In the marine reef environment, shoaling fish face two predator guilds, benthic and pelagic predators, which are fundamentally different in hunting mode and the spatial and temporal scales over which they forage (White et al. 2010). Benthic predators are resident on reefs and other benthic habitats, have foraging areas similar to that of their prey and are primarily ambush predators (Holbrook and Schmitt 2002). Pelagic predators are transient in their interactions with prey, forage over larger spatial scales than their prey and are primarily chase predators (White et al. 2010). Whilst benthic predators are confined to the same habitat as prey and are limited to targeting local prey resources, pelagic predators will make decisions about where they forage according to energetic costs and benefits, which are often influenced by prey density (Connell 2000; Sandin and Pacala 2005b). Reefs are therefore a useful model system for investigating the effects of two diverse predator guilds with very different foraging relationships with their prey.

Predation of shoaling reef fish by benthic and pelagic predator guilds also presents mechanisms for MPEs. Shoaling provides anti-predator benefits through increased vigilance and reducing per capita predation risk from pelagic predators (Pitcher and Parrish 1993), and by allowing fish to forage beyond the reach of benthic predators (White et al. 2010). However, when both guilds are present, shoaling fish are ‘sandwiched’ between two spatially discrete predator guilds and hence have limited predator-free space (Hixon and Carr 1997). This creates the possibility of synergistic predation, a risk-enhancement mechanism (Sih et al. 1998). Despite this potential risk-enhancement mechanism, the only other study to manipulate predator guilds targeting shoaling prey detected additive mortality (Hixon and Carr 1997).

- - -

▶ **Task to carry out**: From the passage on reef predators, repeat word for word the part starting at "Predation of shoaling" and ending at "mortality (Hixon and Carr 1997).". The records have no connection to the passage on reef predators.

Dataset records

- - -

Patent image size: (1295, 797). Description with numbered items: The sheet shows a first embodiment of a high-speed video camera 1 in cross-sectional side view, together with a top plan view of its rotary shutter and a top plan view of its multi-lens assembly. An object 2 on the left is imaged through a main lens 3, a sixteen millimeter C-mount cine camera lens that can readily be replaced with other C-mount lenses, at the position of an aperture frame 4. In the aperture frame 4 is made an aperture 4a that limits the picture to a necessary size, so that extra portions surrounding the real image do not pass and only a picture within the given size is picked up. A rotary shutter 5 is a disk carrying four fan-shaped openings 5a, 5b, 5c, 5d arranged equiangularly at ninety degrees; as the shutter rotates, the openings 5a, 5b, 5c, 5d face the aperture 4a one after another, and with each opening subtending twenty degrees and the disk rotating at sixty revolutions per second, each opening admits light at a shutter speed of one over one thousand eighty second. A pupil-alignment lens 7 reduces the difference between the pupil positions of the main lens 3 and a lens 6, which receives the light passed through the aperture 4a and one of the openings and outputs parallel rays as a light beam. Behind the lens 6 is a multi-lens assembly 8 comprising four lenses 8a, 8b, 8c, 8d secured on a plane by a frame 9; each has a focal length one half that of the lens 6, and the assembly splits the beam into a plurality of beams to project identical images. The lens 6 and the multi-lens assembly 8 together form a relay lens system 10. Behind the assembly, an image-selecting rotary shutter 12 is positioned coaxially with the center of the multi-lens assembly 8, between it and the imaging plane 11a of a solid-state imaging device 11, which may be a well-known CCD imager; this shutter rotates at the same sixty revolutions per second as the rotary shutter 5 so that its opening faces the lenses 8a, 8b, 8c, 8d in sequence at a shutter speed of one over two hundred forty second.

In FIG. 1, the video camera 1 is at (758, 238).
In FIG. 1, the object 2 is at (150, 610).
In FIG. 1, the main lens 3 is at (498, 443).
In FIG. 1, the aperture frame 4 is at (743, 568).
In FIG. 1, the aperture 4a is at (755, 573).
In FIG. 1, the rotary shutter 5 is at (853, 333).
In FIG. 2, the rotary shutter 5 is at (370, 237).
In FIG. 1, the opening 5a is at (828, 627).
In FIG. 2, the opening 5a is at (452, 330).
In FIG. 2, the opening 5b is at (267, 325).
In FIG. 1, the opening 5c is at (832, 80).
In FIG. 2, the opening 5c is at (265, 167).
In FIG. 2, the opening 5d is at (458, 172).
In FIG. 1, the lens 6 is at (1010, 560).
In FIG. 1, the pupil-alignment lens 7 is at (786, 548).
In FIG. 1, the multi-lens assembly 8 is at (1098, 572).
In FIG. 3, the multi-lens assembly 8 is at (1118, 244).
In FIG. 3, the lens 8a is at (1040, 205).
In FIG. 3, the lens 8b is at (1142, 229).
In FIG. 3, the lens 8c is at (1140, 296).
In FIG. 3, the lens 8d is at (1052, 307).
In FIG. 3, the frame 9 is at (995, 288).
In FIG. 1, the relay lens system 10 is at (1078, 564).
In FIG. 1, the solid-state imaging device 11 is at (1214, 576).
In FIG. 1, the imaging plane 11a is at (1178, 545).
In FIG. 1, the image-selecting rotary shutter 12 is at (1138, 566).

- - -

▶ **Task solution**:
Predation of shoaling reef fish by benthic and pelagic predator guilds also presents mechanisms for MPEs. Shoaling provides anti-predator benefits through increased vigilance and reducing per capita predation risk from pelagic predators (Pitcher and Parrish 1993), and by allowing fish to forage beyond the reach of benthic predators (White et al. 2010). However, when both guilds are present, shoaling fish are ‘sandwiched’ between two spatially discrete predator guilds and hence have limited predator-free space (Hixon and Carr 1997). This creates the possibility of synergistic predation, a risk-enhancement mechanism (Sih et al. 1998). Despite this potential risk-enhancement mechanism, the only other study to manipulate predator guilds targeting shoaling prey detected additive mortality (Hixon and Carr 1997).